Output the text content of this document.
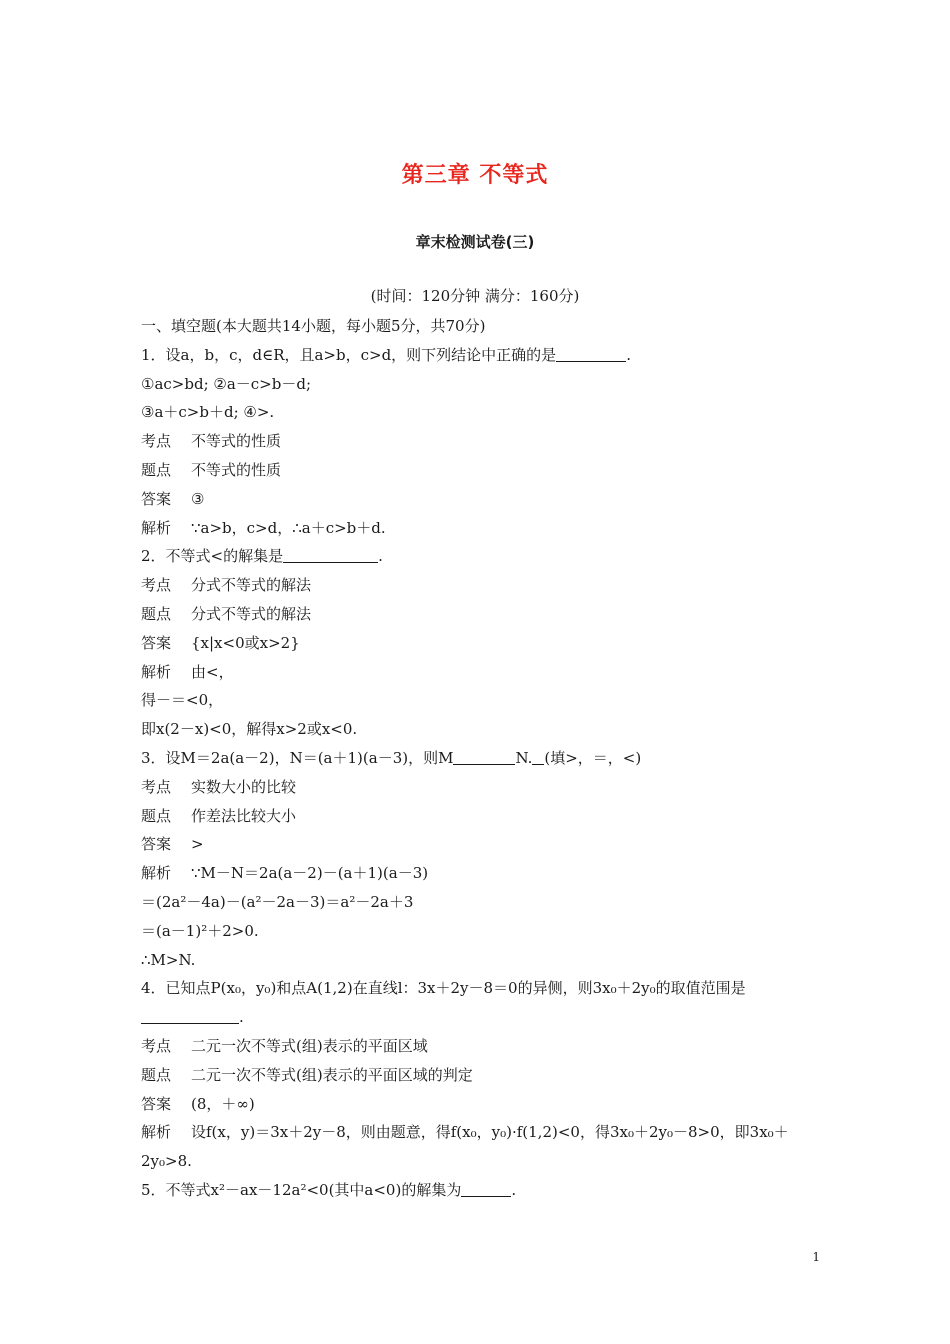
第三章 不等式
章末检测试卷(三)
(时间：120分钟 满分：160分)
一、填空题(本大题共14小题，每小题5分，共70分)
1．设a，b，c，d∈R，且a>b，c>d，则下列结论中正确的是	.
①ac>bd; ②a－c>b－d;
③a＋c>b＋d; ④>.
考点 不等式的性质
题点 不等式的性质
答案 ③
解析 ∵a>b，c>d，∴a＋c>b＋d.
2．不等式<的解集是	.
考点 分式不等式的解法
题点 分式不等式的解法
答案 {x|x<0或x>2}
解析 由<，
得－＝<0，
即x(2－x)<0，解得x>2或x<0.
3．设M＝2a(a－2)，N＝(a＋1)(a－3)，则M	N. (填>，＝，<)
考点 实数大小的比较
题点 作差法比较大小
答案 >
解析 ∵M－N＝2a(a－2)－(a＋1)(a－3)
＝(2a²－4a)－(a²－2a－3)＝a²－2a＋3
＝(a－1)²＋2>0.
∴M>N.
4．已知点P(x₀，y₀)和点A(1,2)在直线l：3x＋2y－8＝0的异侧，则3x₀＋2y₀的取值范围是
.
考点 二元一次不等式(组)表示的平面区域
题点 二元一次不等式(组)表示的平面区域的判定
答案 (8，＋∞)
解析 设f(x，y)＝3x＋2y－8，则由题意，得f(x₀，y₀)·f(1,2)<0，得3x₀＋2y₀－8>0，即3x₀＋2y₀>8.
5．不等式x²－ax－12a²<0(其中a<0)的解集为	.
1
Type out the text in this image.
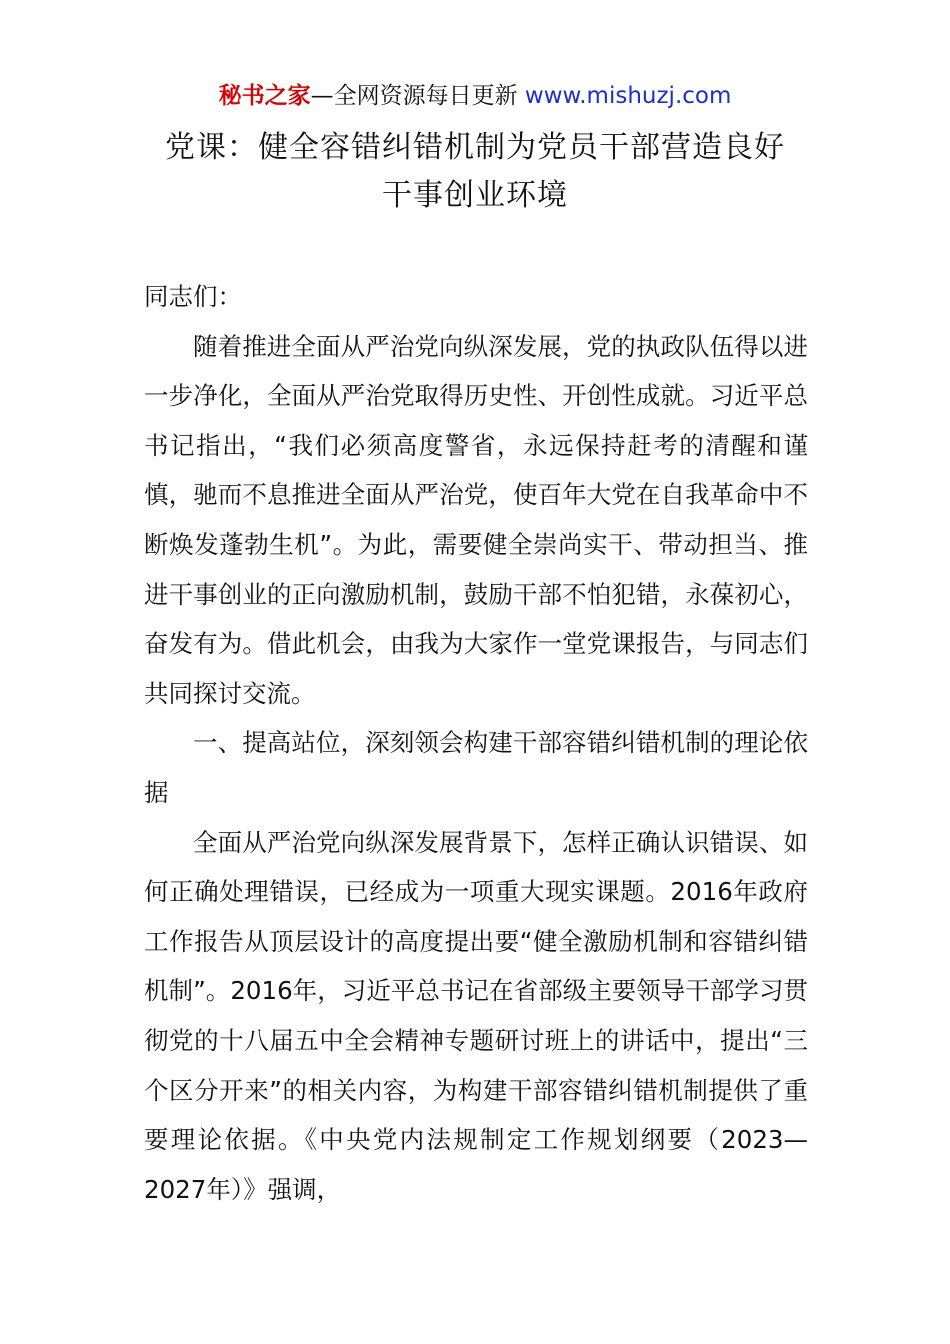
秘书之家—全网资源每日更新 www.mishuzj.com
党课：健全容错纠错机制为党员干部营造良好
干事创业环境

同志们：

随着推进全面从严治党向纵深发展，党的执政队伍得以进一步净化，全面从严治党取得历史性、开创性成就。习近平总书记指出，“我们必须高度警省，永远保持赶考的清醒和谨慎，驰而不息推进全面从严治党，使百年大党在自我革命中不断焕发蓬勃生机”。为此，需要健全崇尚实干、带动担当、推进干事创业的正向激励机制，鼓励干部不怕犯错，永葆初心，奋发有为。借此机会，由我为大家作一堂党课报告，与同志们共同探讨交流。

一、提高站位，深刻领会构建干部容错纠错机制的理论依据

全面从严治党向纵深发展背景下，怎样正确认识错误、如何正确处理错误，已经成为一项重大现实课题。2016年政府工作报告从顶层设计的高度提出要“健全激励机制和容错纠错机制”。2016年，习近平总书记在省部级主要领导干部学习贯彻党的十八届五中全会精神专题研讨班上的讲话中，提出“三个区分开来”的相关内容，为构建干部容错纠错机制提供了重要理论依据。《中央党内法规制定工作规划纲要（2023—2027年）》强调，
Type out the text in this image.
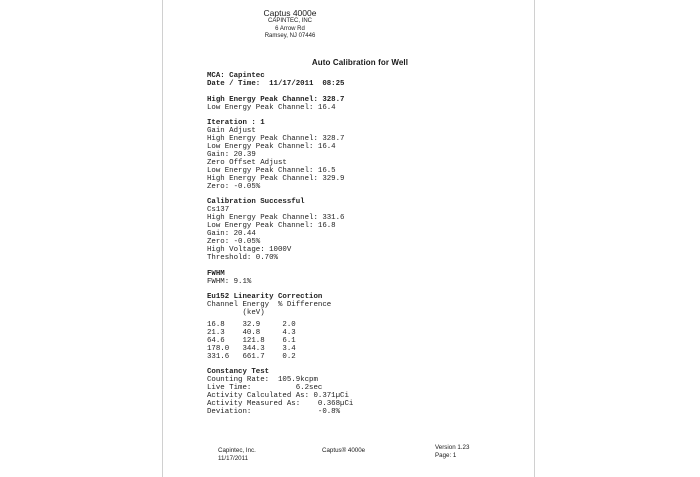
Captus 4000e
CAPINTEC, INC
6 Arrow Rd
Ramsey, NJ 07446
Auto Calibration for Well
MCA: Capintec
Date / Time:  11/17/2011  08:25
High Energy Peak Channel: 328.7
Low Energy Peak Channel: 16.4
Iteration : 1
Gain Adjust
High Energy Peak Channel: 328.7
Low Energy Peak Channel: 16.4
Gain: 20.39
Zero Offset Adjust
Low Energy Peak Channel: 16.5
High Energy Peak Channel: 329.9
Zero: -0.05%
Calibration Successful
Cs137
High Energy Peak Channel: 331.6
Low Energy Peak Channel: 16.8
Gain: 20.44
Zero: -0.05%
High Voltage: 1000V
Threshold: 0.70%
FWHM
FWHM: 9.1%
Eu152 Linearity Correction
Channel Energy  % Difference
(keV)
16.8    32.9     2.0
21.3    40.8     4.3
64.6    121.8    6.1
178.0   344.3    3.4
331.6   661.7    0.2
Constancy Test
Counting Rate:  105.9kcpm
Live Time:          6.2sec
Activity Calculated As: 0.371µCi
Activity Measured As:    0.368µCi
Deviation:               -0.8%
Capintec, Inc.
11/17/2011
Captus® 4000e	Version 1.23
Page: 1
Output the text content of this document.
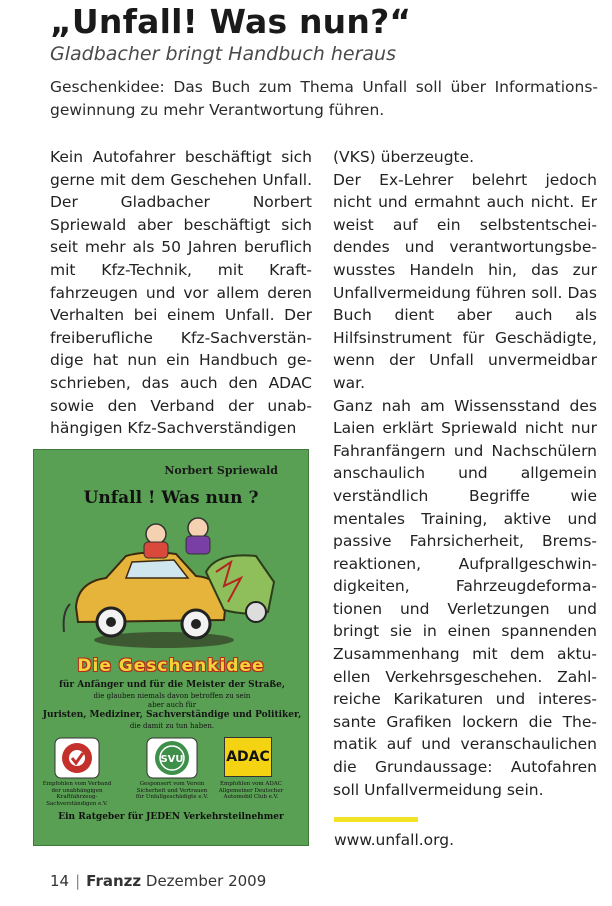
„Unfall! Was nun?“
Gladbacher bringt Handbuch heraus
Geschenkidee: Das Buch zum Thema Unfall soll über Informationsgewinnung zu mehr Verantwortung führen.

Kein Autofahrer beschäftigt sich gerne mit dem Geschehen Unfall. Der Gladbacher Norbert Spriewald aber beschäftigt sich seit mehr als 50 Jahren beruflich mit Kfz-Technik, mit Kraftfahrzeugen und vor allem deren Verhalten bei einem Unfall. Der freiberufliche Kfz-Sachverständige hat nun ein Handbuch geschrieben, das auch den ADAC sowie den Verband der unabhängigen Kfz-Sachverständigen

(VKS) überzeugte.

Der Ex-Lehrer belehrt jedoch nicht und ermahnt auch nicht. Er weist auf ein selbstentscheidendes und verantwortungsbewusstes Handeln hin, das zur Unfallvermeidung führen soll. Das Buch dient aber auch als Hilfsinstrument für Geschädigte, wenn der Unfall unvermeidbar war.

Ganz nah am Wissensstand des Laien erklärt Spriewald nicht nur Fahranfängern und Nachschülern anschaulich und allgemein verständlich Begriffe wie mentales Training, aktive und passive Fahrsicherheit, Bremsreaktionen, Aufprallgeschwindigkeiten, Fahrzeugdeformationen und Verletzungen und bringt sie in einen spannenden Zusammenhang mit dem aktuellen Verkehrsgeschehen. Zahlreiche Karikaturen und interessante Grafiken lockern die Thematik auf und veranschaulichen die Grundaussage: Autofahren soll Unfallvermeidung sein.

Norbert Spriewald
Unfall ! Was nun ?
Die Geschenkidee
für Anfänger und für die Meister der Straße,
die glauben niemals davon betroffen zu sein
aber auch für
Juristen, Mediziner, Sachverständige und Politiker,
die damit zu tun haben.
Empfohlen vom Verband der unabhängigen Kraftfahrzeug-Sachverständigen e.V.
SVU
Gesponsert vom Verein Sicherheit und Vertrauen für Unfallgeschädigte e.V.
ADAC
Empfohlen vom ADAC Allgemeiner Deutscher Automobil Club e.V.
Ein Ratgeber für JEDEN Verkehrsteilnehmer
www.unfall.org.
14 | Franzz Dezember 2009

* * * * *

_Task to complete:_
All entries are to be retyped exactly. Omit any embedded images.

_Exercise answer:_
Output the text content of this document.
第三章 不等式
章末检测试卷(三)
(时间：120分钟 满分：160分)
一、填空题(本大题共14小题，每小题5分，共70分)
1．设a，b，c，d∈R，且a>b，c>d，则下列结论中正确的是	.
①ac>bd; ②a－c>b－d;
③a＋c>b＋d; ④>.
考点 不等式的性质
题点 不等式的性质
答案 ③
解析 ∵a>b，c>d，∴a＋c>b＋d.
2．不等式<的解集是	.
考点 分式不等式的解法
题点 分式不等式的解法
答案 {x|x<0或x>2}
解析 由<，
得－＝<0，
即x(2－x)<0，解得x>2或x<0.
3．设M＝2a(a－2)，N＝(a＋1)(a－3)，则M	N. (填>，＝，<)
考点 实数大小的比较
题点 作差法比较大小
答案 >
解析 ∵M－N＝2a(a－2)－(a＋1)(a－3)
＝(2a²－4a)－(a²－2a－3)＝a²－2a＋3
＝(a－1)²＋2>0.
∴M>N.
4．已知点P(x₀，y₀)和点A(1,2)在直线l：3x＋2y－8＝0的异侧，则3x₀＋2y₀的取值范围是
.
考点 二元一次不等式(组)表示的平面区域
题点 二元一次不等式(组)表示的平面区域的判定
答案 (8，＋∞)
解析 设f(x，y)＝3x＋2y－8，则由题意，得f(x₀，y₀)·f(1,2)<0，得3x₀＋2y₀－8>0，即3x₀＋2y₀>8.
5．不等式x²－ax－12a²<0(其中a<0)的解集为	.
1
Type out the text in this image.
秘书之家—全网资源每日更新 www.mishuzj.com
党课：健全容错纠错机制为党员干部营造良好
干事创业环境

同志们：

随着推进全面从严治党向纵深发展，党的执政队伍得以进一步净化，全面从严治党取得历史性、开创性成就。习近平总书记指出，“我们必须高度警省，永远保持赶考的清醒和谨慎，驰而不息推进全面从严治党，使百年大党在自我革命中不断焕发蓬勃生机”。为此，需要健全崇尚实干、带动担当、推进干事创业的正向激励机制，鼓励干部不怕犯错，永葆初心，奋发有为。借此机会，由我为大家作一堂党课报告，与同志们共同探讨交流。

一、提高站位，深刻领会构建干部容错纠错机制的理论依据

全面从严治党向纵深发展背景下，怎样正确认识错误、如何正确处理错误，已经成为一项重大现实课题。2016年政府工作报告从顶层设计的高度提出要“健全激励机制和容错纠错机制”。2016年，习近平总书记在省部级主要领导干部学习贯彻党的十八届五中全会精神专题研讨班上的讲话中，提出“三个区分开来”的相关内容，为构建干部容错纠错机制提供了重要理论依据。《中央党内法规制定工作规划纲要（2023—2027年）》强调，
Type out the text in this image.
Captus 4000e
CAPINTEC, INC
6 Arrow Rd
Ramsey, NJ 07446
Auto Calibration for Well
MCA: Capintec
Date / Time:  11/17/2011  08:25
High Energy Peak Channel: 328.7
Low Energy Peak Channel: 16.4
Iteration : 1
Gain Adjust
High Energy Peak Channel: 328.7
Low Energy Peak Channel: 16.4
Gain: 20.39
Zero Offset Adjust
Low Energy Peak Channel: 16.5
High Energy Peak Channel: 329.9
Zero: -0.05%
Calibration Successful
Cs137
High Energy Peak Channel: 331.6
Low Energy Peak Channel: 16.8
Gain: 20.44
Zero: -0.05%
High Voltage: 1000V
Threshold: 0.70%
FWHM
FWHM: 9.1%
Eu152 Linearity Correction
Channel Energy  % Difference
(keV)
16.8    32.9     2.0
21.3    40.8     4.3
64.6    121.8    6.1
178.0   344.3    3.4
331.6   661.7    0.2
Constancy Test
Counting Rate:  105.9kcpm
Live Time:          6.2sec
Activity Calculated As: 0.371µCi
Activity Measured As:    0.368µCi
Deviation:               -0.8%
Capintec, Inc.
11/17/2011
Captus® 4000e	Version 1.23
Page: 1
Output the text content of this document.
„Unfall! Was nun?“
Gladbacher bringt Handbuch heraus
Geschenkidee: Das Buch zum Thema Unfall soll über Informationsgewinnung zu mehr Verantwortung führen.

Kein Autofahrer beschäftigt sich gerne mit dem Geschehen Unfall. Der Gladbacher Norbert Spriewald aber beschäftigt sich seit mehr als 50 Jahren beruflich mit Kfz-Technik, mit Kraftfahrzeugen und vor allem deren Verhalten bei einem Unfall. Der freiberufliche Kfz-Sachverständige hat nun ein Handbuch geschrieben, das auch den ADAC sowie den Verband der unabhängigen Kfz-Sachverständigen

(VKS) überzeugte.

Der Ex-Lehrer belehrt jedoch nicht und ermahnt auch nicht. Er weist auf ein selbstentscheidendes und verantwortungsbewusstes Handeln hin, das zur Unfallvermeidung führen soll. Das Buch dient aber auch als Hilfsinstrument für Geschädigte, wenn der Unfall unvermeidbar war.

Ganz nah am Wissensstand des Laien erklärt Spriewald nicht nur Fahranfängern und Nachschülern anschaulich und allgemein verständlich Begriffe wie mentales Training, aktive und passive Fahrsicherheit, Bremsreaktionen, Aufprallgeschwindigkeiten, Fahrzeugdeformationen und Verletzungen und bringt sie in einen spannenden Zusammenhang mit dem aktuellen Verkehrsgeschehen. Zahlreiche Karikaturen und interessante Grafiken lockern die Thematik auf und veranschaulichen die Grundaussage: Autofahren soll Unfallvermeidung sein.

Norbert Spriewald
Unfall ! Was nun ?
Die Geschenkidee
für Anfänger und für die Meister der Straße,
die glauben niemals davon betroffen zu sein
aber auch für
Juristen, Mediziner, Sachverständige und Politiker,
die damit zu tun haben.
Empfohlen vom Verband der unabhängigen Kraftfahrzeug-Sachverständigen e.V.
SVU
Gesponsert vom Verein Sicherheit und Vertrauen für Unfallgeschädigte e.V.
ADAC
Empfohlen vom ADAC Allgemeiner Deutscher Automobil Club e.V.
Ein Ratgeber für JEDEN Verkehrsteilnehmer
www.unfall.org.
14 | Franzz Dezember 2009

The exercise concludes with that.